Aim of the task: Your task is to copy every line of the entries that contains "board".

— begin Input for this task —

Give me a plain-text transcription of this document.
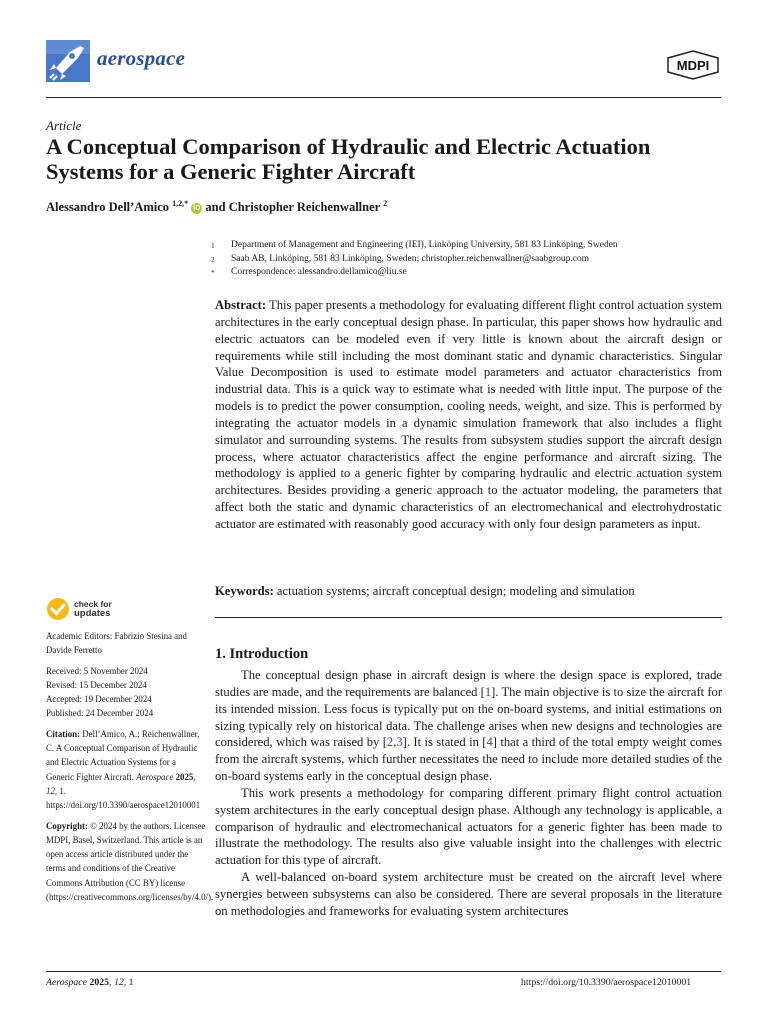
aerospace	MDPI
Article
A Conceptual Comparison of Hydraulic and Electric Actuation Systems for a Generic Fighter Aircraft
Alessandro Dell’Amico $^{1,2,*}$ iD and Christopher Reichenwallner $^2$
1	Department of Management and Engineering (IEI), Linköping University, 581 83 Linköping, Sweden
2	Saab AB, Linköping, 581 83 Linköping, Sweden; christopher.reichenwallner@saabgroup.com
*	Correspondence: alessandro.dellamico@liu.se

Abstract: This paper presents a methodology for evaluating different flight control actuation system architectures in the early conceptual design phase. In particular, this paper shows how hydraulic and electric actuators can be modeled even if very little is known about the aircraft design or requirements while still including the most dominant static and dynamic characteristics. Singular Value Decomposition is used to estimate model parameters and actuator characteristics from industrial data. This is a quick way to estimate what is needed with little input. The purpose of the models is to predict the power consumption, cooling needs, weight, and size. This is performed by integrating the actuator models in a dynamic simulation framework that also includes a flight simulator and surrounding systems. The results from subsystem studies support the aircraft design process, where actuator characteristics affect the engine performance and aircraft sizing. The methodology is applied to a generic fighter by comparing hydraulic and electric actuation system architectures. Besides providing a generic approach to the actuator modeling, the parameters that affect both the static and dynamic characteristics of an electromechanical and electrohydrostatic actuator are estimated with reasonably good accuracy with only four design parameters as input.

Keywords: actuation systems; aircraft conceptual design; modeling and simulation

check for
updates
Academic Editors: Fabrizio Stesina and Davide Ferretto

Received: 5 November 2024

Revised: 15 December 2024

Accepted: 19 December 2024

Published: 24 December 2024

Citation: Dell’Amico, A.; Reichenwallner, C. A Conceptual Comparison of Hydraulic and Electric Actuation Systems for a Generic Fighter Aircraft. Aerospace 2025, 12, 1. https://doi.org/10.3390/aerospace12010001
Copyright: © 2024 by the authors. Licensee MDPI, Basel, Switzerland. This article is an open access article distributed under the terms and conditions of the Creative Commons Attribution (CC BY) license (https://creativecommons.org/licenses/by/4.0/).
1. Introduction

The conceptual design phase in aircraft design is where the design space is explored, trade studies are made, and the requirements are balanced [1]. The main objective is to size the aircraft for its intended mission. Less focus is typically put on the on-board systems, and initial estimations on sizing typically rely on historical data. The challenge arises when new designs and technologies are considered, which was raised by [2,3]. It is stated in [4] that a third of the total empty weight comes from the aircraft systems, which further necessitates the need to include more detailed studies of the on-board systems early in the conceptual design phase.

This work presents a methodology for comparing different primary flight control actuation system architectures in the early conceptual design phase. Although any technology is applicable, a comparison of hydraulic and electromechanical actuators for a generic fighter has been made to illustrate the methodology. The results also give valuable insight into the challenges with electric actuation for this type of aircraft.

A well-balanced on-board system architecture must be created on the aircraft level where synergies between subsystems can also be considered. There are several proposals in the literature on methodologies and frameworks for evaluating system architectures

Aerospace 2025, 12, 1	https://doi.org/10.3390/aerospace12010001
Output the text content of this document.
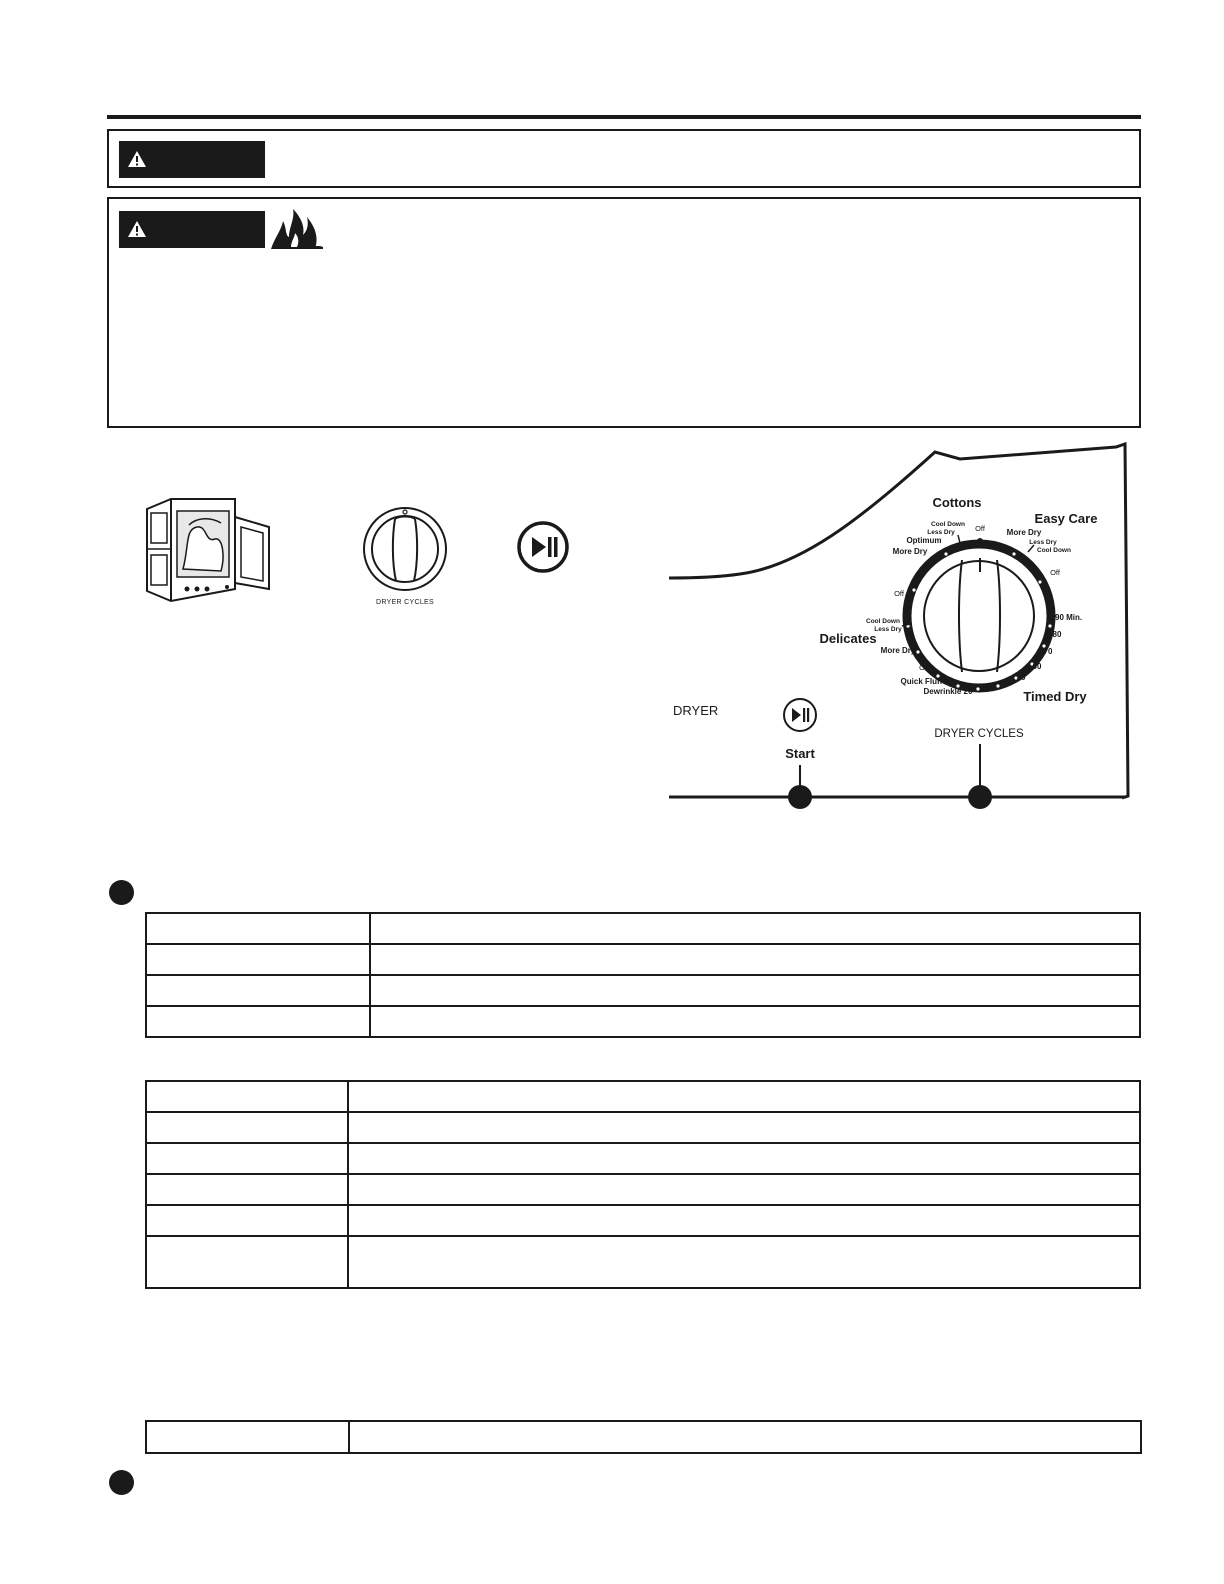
DRYER CYCLES
Cottons
Easy Care
Delicates
Timed Dry
Cool Down
Less Dry	Off
Optimum
More Dry
More Dry
Less Dry
Cool Down
Off
Off
Cool Down
Less Dry
More Dry
Off
Quick Fluff 10
Dewrinkle 20 30 40
50
60
70
80
90 Min.
DRYER
Start
DRYER CYCLES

— end Input for this task —

The completed task:
The conceptual design phase in aircraft design is where the design space is explored, trade studies are made, and the requirements are balanced [1]. The main objective is to size the aircraft for its intended mission. Less focus is typically put on the on-board systems, and initial estimations on sizing typically rely on historical data. The challenge arises when new designs and technologies are considered, which was raised by [2,3]. It is stated in [4] that a third of the total empty weight comes from the aircraft systems, which further necessitates the need to include more detailed studies of the on-board systems early in the conceptual design phase.
A well-balanced on-board system architecture must be created on the aircraft level where synergies between subsystems can also be considered. There are several proposals in the literature on methodologies and frameworks for evaluating system architectures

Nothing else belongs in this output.